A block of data
<<<<

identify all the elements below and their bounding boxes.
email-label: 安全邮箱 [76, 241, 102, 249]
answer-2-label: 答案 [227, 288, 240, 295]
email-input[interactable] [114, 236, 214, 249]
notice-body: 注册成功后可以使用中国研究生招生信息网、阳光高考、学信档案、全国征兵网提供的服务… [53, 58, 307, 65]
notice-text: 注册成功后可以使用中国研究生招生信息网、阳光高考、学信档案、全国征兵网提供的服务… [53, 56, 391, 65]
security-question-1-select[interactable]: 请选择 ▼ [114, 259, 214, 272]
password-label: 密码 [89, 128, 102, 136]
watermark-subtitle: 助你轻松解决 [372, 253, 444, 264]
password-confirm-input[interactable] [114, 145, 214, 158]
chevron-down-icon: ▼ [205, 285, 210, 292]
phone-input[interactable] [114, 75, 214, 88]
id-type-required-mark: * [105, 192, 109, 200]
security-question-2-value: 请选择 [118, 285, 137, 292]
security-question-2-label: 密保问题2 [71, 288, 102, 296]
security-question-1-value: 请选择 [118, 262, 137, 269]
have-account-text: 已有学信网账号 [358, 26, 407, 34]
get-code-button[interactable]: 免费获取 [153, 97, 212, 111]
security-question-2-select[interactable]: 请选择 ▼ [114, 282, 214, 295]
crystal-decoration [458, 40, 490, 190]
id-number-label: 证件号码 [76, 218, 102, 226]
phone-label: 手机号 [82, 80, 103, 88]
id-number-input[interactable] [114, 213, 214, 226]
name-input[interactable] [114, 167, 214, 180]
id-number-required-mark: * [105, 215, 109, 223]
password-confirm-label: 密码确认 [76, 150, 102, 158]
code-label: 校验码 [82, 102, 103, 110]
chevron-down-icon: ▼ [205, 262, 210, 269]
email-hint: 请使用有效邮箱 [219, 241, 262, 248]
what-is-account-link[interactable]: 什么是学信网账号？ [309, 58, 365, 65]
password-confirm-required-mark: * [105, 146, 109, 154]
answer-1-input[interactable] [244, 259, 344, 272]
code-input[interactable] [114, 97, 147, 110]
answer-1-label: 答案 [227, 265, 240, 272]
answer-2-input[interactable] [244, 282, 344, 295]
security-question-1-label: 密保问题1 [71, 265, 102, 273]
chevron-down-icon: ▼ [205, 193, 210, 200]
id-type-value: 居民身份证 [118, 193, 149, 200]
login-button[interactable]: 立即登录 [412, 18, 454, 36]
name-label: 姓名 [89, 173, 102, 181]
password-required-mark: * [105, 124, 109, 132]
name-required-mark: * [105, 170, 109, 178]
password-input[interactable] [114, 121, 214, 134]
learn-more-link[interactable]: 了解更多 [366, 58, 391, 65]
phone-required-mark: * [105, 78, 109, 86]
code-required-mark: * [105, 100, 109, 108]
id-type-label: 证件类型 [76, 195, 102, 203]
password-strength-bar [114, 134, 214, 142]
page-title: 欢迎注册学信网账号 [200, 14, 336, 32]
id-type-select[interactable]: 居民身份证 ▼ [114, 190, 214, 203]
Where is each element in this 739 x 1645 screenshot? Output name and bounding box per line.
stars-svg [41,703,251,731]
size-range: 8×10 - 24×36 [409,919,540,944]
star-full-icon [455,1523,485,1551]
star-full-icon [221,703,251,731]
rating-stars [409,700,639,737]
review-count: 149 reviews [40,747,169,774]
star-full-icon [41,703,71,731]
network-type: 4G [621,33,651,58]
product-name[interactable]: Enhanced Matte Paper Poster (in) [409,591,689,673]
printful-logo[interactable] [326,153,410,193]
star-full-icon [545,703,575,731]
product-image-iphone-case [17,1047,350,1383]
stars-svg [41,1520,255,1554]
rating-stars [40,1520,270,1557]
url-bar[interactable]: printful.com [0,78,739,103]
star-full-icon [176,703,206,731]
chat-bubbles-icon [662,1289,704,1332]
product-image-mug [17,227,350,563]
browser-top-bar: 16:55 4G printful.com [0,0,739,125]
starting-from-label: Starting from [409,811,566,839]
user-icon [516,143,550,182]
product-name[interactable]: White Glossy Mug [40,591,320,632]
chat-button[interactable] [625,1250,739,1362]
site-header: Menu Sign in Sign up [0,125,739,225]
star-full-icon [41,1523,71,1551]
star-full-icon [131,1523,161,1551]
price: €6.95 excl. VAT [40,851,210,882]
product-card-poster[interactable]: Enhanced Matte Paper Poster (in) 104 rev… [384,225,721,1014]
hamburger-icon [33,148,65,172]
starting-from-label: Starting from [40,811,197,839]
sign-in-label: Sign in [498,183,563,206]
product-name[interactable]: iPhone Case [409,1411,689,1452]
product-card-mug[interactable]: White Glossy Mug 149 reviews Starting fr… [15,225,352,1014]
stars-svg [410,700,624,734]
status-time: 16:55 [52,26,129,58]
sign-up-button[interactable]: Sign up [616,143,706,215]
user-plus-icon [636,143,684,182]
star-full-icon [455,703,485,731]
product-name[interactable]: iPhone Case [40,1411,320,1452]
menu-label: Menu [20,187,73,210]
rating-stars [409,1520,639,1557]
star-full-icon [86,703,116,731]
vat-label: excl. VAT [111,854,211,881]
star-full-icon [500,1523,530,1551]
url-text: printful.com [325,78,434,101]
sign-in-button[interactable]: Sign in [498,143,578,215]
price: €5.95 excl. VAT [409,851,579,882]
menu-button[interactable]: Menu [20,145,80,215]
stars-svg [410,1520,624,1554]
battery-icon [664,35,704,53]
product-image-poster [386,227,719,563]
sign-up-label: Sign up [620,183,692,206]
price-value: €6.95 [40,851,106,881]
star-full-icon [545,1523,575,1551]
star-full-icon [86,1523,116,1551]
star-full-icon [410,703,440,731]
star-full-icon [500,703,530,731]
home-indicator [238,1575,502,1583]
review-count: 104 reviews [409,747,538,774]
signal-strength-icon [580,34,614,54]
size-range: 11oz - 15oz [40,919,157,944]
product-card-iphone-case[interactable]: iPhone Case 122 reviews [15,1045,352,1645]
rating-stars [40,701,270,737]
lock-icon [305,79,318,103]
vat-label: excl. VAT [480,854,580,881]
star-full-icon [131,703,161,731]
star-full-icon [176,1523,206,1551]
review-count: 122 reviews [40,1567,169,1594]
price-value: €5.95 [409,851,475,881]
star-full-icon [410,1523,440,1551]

>>>>

**Required work**. Report how many lines in the records above contain the string "Matte", with case counting. Give only the number.

**Result of the exercise**. 2